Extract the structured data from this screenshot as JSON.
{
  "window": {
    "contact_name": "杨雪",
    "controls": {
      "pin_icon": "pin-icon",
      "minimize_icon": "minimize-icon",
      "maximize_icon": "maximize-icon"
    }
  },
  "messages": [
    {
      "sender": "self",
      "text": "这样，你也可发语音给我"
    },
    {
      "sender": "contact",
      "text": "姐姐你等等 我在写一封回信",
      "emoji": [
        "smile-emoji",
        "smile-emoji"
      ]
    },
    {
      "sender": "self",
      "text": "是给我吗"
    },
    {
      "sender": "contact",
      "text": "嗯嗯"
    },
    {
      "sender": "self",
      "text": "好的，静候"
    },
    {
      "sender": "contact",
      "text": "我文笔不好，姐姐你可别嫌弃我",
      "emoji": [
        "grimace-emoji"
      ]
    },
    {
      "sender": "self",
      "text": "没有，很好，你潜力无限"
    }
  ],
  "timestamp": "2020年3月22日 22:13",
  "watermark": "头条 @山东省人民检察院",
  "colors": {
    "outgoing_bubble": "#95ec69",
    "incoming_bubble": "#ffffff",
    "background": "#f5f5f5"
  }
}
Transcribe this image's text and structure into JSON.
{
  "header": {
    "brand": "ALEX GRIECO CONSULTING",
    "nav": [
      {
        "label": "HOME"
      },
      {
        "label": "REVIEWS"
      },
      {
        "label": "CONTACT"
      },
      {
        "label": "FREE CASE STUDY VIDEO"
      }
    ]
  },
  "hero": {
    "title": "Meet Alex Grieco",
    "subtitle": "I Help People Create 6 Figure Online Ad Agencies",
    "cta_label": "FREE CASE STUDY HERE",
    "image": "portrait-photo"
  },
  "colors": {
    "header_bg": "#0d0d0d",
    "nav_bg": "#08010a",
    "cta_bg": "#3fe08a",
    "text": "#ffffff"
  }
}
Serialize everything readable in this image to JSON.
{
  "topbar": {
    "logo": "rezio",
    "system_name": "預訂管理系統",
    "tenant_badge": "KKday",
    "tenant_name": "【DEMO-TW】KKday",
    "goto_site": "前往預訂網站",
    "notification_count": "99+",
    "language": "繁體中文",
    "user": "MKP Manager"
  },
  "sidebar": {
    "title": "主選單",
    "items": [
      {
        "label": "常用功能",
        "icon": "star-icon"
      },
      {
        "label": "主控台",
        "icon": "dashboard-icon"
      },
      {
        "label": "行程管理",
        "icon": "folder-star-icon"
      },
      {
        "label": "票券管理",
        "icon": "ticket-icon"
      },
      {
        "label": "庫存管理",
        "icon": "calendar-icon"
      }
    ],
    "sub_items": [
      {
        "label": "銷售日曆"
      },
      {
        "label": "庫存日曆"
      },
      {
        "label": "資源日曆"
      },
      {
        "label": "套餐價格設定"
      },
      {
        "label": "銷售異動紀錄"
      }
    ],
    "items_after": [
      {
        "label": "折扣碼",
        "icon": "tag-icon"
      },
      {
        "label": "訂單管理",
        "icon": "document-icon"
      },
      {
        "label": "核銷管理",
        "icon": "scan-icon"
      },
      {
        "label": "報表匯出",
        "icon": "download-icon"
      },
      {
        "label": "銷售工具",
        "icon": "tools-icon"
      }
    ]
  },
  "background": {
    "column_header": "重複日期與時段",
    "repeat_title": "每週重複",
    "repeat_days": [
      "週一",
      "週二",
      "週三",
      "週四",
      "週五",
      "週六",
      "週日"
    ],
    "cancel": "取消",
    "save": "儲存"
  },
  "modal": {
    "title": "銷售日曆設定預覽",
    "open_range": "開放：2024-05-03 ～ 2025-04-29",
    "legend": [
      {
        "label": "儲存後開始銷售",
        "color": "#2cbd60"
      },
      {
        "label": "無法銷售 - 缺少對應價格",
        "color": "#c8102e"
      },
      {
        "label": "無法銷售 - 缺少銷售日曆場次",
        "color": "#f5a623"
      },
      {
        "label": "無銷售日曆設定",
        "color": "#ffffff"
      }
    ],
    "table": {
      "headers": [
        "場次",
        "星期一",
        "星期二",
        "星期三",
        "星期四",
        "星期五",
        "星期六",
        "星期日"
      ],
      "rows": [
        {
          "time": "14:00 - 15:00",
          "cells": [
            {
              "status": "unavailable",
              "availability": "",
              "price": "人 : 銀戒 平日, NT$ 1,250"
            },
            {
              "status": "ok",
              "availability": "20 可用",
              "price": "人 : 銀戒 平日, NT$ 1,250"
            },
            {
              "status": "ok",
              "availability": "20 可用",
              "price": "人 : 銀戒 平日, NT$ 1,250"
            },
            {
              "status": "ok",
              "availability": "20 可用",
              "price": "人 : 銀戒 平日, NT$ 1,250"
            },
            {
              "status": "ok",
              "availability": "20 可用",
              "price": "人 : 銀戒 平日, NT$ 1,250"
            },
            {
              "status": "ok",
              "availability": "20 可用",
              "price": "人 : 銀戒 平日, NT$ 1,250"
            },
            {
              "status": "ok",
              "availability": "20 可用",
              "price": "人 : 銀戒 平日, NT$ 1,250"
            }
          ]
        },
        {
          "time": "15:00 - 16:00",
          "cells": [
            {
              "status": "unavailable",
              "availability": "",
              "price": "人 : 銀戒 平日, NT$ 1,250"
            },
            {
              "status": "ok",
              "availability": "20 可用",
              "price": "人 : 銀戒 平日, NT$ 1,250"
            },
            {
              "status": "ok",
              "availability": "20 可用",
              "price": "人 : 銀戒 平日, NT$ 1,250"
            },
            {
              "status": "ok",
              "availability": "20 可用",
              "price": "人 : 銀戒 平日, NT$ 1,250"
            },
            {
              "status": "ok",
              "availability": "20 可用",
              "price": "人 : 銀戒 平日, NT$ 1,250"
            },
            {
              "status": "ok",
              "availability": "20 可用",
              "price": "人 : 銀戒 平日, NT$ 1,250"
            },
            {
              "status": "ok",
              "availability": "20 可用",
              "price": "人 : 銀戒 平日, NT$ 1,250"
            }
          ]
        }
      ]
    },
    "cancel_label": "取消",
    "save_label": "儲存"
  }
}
___
Exercise task
Working from the listing above, pick out every line that has "star" and copy it.

Final result
        "icon": "star-icon"
        "icon": "folder-star-icon"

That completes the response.